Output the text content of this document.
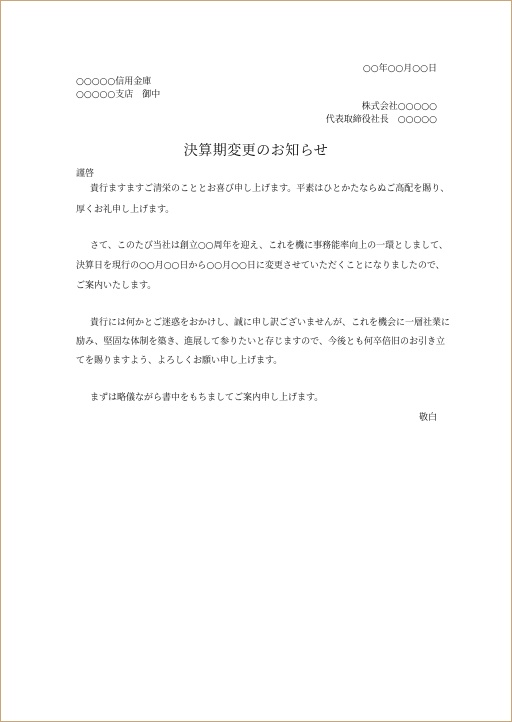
○○年○○月○○日
○○○○○信用金庫
○○○○○支店　御中
株式会社○○○○○
代表取締役社長　○○○○○
決算期変更のお知らせ
謹啓
貴行ますますご清栄のこととお喜び申し上げます。平素はひとかたならぬご高配を賜り、
厚くお礼申し上げます。
さて、このたび当社は創立○○周年を迎え、これを機に事務能率向上の一環としまして、
決算日を現行の○○月○○日から○○月○○日に変更させていただくことになりましたので、
ご案内いたします。
貴行には何かとご迷惑をおかけし、誠に申し訳ございませんが、これを機会に一層社業に
励み、堅固な体制を築き、進展して参りたいと存じますので、今後とも何卒倍旧のお引き立
てを賜りますよう、よろしくお願い申し上げます。
まずは略儀ながら書中をもちましてご案内申し上げます。
敬白
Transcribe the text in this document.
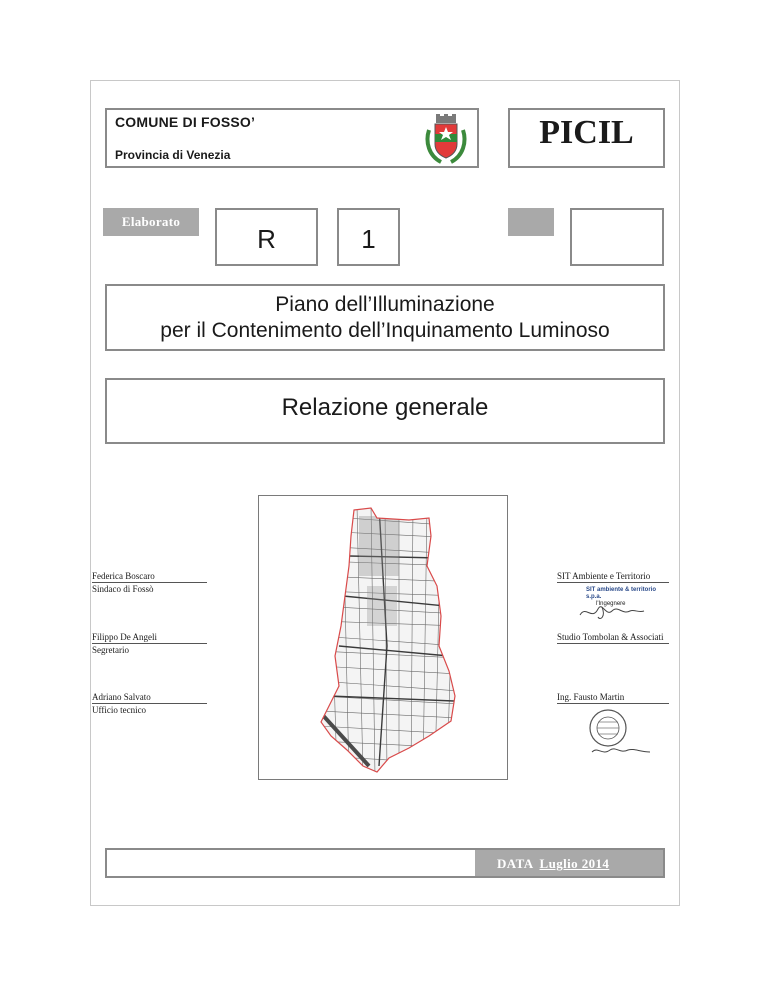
COMUNE DI FOSSO’
Provincia di Venezia
PICIL
Elaborato
R	1
Piano dell’Illuminazione
per il Contenimento dell’Inquinamento Luminoso
Relazione generale
Federica Boscaro
Sindaco di Fossò
Filippo De Angeli
Segretario
Adriano Salvato
Ufficio tecnico
SIT Ambiente e Territorio
SIT ambiente & territorio s.p.a.
l'Ingegnere
Studio Tombolan & Associati
Ing. Fausto Martin
DATA Luglio 2014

◇ ◇ ◇ ◇

◆ Objective: Return all of the data exactly as written, and drop the pictures.

◆ Answer to the task:
Output the text content of this document.
○○年○○月○○日
○○○○○信用金庫
○○○○○支店　御中
株式会社○○○○○
代表取締役社長　○○○○○
決算期変更のお知らせ
謹啓
貴行ますますご清栄のこととお喜び申し上げます。平素はひとかたならぬご高配を賜り、
厚くお礼申し上げます。
さて、このたび当社は創立○○周年を迎え、これを機に事務能率向上の一環としまして、
決算日を現行の○○月○○日から○○月○○日に変更させていただくことになりましたので、
ご案内いたします。
貴行には何かとご迷惑をおかけし、誠に申し訳ございませんが、これを機会に一層社業に
励み、堅固な体制を築き、進展して参りたいと存じますので、今後とも何卒倍旧のお引き立
てを賜りますよう、よろしくお願い申し上げます。
まずは略儀ながら書中をもちましてご案内申し上げます。
敬白
Transcribe the text in this document.
COMUNE DI FOSSO’
Provincia di Venezia
PICIL
Elaborato
R	1
Piano dell’Illuminazione
per il Contenimento dell’Inquinamento Luminoso
Relazione generale
Federica Boscaro
Sindaco di Fossò
Filippo De Angeli
Segretario
Adriano Salvato
Ufficio tecnico
SIT Ambiente e Territorio
SIT ambiente & territorio s.p.a.
l'Ingegnere
Studio Tombolan & Associati
Ing. Fausto Martin
DATA Luglio 2014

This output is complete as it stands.